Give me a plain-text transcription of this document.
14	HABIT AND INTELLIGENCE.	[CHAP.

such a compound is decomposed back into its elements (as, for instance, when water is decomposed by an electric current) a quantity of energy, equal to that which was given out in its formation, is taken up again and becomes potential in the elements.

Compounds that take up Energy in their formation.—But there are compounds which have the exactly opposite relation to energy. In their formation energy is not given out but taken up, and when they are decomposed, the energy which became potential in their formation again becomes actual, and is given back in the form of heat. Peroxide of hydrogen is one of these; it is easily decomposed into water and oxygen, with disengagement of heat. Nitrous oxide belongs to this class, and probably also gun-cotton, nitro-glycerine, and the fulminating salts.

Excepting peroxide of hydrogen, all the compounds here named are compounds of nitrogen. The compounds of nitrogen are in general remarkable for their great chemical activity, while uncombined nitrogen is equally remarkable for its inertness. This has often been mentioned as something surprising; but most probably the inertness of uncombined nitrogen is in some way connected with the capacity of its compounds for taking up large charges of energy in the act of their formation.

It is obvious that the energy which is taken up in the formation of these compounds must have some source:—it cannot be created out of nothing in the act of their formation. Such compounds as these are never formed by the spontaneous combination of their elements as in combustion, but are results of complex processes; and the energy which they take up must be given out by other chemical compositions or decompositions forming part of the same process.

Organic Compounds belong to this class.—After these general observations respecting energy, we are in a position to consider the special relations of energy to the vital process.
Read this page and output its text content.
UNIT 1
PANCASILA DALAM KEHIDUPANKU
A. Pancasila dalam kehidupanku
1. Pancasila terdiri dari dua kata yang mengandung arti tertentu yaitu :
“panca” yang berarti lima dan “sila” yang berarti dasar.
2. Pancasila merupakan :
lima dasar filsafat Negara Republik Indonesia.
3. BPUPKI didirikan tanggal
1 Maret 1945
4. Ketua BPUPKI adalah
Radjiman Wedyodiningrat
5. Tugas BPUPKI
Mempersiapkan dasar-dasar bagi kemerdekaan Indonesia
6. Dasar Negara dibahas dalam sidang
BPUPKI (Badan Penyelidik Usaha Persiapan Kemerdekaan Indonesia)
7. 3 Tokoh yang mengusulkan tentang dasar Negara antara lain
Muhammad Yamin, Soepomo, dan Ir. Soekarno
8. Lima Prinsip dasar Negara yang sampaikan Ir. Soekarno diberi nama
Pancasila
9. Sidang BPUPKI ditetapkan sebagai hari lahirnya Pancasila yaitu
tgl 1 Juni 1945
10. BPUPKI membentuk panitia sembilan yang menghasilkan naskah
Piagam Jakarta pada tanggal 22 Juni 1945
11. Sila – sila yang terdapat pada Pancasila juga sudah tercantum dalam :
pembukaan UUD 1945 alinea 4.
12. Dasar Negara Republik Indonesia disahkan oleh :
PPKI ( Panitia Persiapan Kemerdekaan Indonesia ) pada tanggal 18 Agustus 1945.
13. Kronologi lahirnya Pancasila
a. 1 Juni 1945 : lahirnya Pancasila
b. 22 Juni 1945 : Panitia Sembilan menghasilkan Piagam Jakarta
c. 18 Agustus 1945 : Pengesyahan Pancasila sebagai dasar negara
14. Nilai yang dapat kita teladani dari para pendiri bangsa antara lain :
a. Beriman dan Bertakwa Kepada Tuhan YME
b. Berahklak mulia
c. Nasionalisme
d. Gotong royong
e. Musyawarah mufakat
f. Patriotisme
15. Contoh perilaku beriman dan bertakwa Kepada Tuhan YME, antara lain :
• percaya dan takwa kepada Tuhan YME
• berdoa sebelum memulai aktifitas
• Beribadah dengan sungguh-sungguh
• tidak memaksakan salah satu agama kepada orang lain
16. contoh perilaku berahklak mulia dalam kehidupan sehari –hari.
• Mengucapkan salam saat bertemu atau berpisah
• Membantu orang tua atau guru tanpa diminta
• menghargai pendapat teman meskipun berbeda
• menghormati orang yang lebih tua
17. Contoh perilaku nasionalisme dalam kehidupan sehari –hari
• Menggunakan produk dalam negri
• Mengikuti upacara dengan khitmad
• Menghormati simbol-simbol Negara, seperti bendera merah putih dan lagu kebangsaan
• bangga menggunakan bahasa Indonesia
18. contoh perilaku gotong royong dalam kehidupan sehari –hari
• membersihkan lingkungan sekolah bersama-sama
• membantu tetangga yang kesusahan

···

> [Aim of the task]
Filter the listing above by the word "lahirnya"; copy each line that passes.

> [Solution for this problem]
9. Sidang BPUPKI ditetapkan sebagai hari lahirnya Pancasila yaitu
13. Kronologi lahirnya Pancasila
a. 1 Juni 1945 : lahirnya Pancasila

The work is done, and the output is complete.